Give back every record that follows, exactly as written.

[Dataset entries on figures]
________

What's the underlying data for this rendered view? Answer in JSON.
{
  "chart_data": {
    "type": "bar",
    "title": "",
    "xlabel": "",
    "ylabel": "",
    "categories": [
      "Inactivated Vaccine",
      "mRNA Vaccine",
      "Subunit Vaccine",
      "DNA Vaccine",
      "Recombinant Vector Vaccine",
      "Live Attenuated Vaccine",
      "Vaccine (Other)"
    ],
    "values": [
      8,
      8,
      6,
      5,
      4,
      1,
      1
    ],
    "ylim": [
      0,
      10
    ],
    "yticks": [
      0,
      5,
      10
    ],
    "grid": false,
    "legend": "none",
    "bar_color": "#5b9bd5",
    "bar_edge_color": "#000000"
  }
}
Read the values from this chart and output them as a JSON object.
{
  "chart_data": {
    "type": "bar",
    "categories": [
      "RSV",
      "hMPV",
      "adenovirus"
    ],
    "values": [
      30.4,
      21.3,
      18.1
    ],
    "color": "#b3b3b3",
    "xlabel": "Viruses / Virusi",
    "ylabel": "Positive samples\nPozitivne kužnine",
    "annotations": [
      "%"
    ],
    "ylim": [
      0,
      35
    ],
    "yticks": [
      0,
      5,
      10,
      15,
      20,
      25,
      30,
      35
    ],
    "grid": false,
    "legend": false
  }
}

________

• Task answer:
What's the underlying data for this rendered view? Answer in JSON.
{
  "chart_data": {
    "type": "bar",
    "title": "",
    "xlabel": "",
    "ylabel": "",
    "categories": [
      "Inactivated Vaccine",
      "mRNA Vaccine",
      "Subunit Vaccine",
      "DNA Vaccine",
      "Recombinant Vector Vaccine",
      "Live Attenuated Vaccine",
      "Vaccine (Other)"
    ],
    "values": [
      8,
      8,
      6,
      5,
      4,
      1,
      1
    ],
    "ylim": [
      0,
      10
    ],
    "yticks": [
      0,
      5,
      10
    ],
    "grid": false,
    "legend": "none",
    "bar_color": "#5b9bd5",
    "bar_edge_color": "#000000"
  }
}
Read the values from this chart and output them as a JSON object.
{
  "chart_data": {
    "type": "bar",
    "categories": [
      "RSV",
      "hMPV",
      "adenovirus"
    ],
    "values": [
      30.4,
      21.3,
      18.1
    ],
    "color": "#b3b3b3",
    "xlabel": "Viruses / Virusi",
    "ylabel": "Positive samples\nPozitivne kužnine",
    "annotations": [
      "%"
    ],
    "ylim": [
      0,
      35
    ],
    "yticks": [
      0,
      5,
      10,
      15,
      20,
      25,
      30,
      35
    ],
    "grid": false,
    "legend": false
  }
}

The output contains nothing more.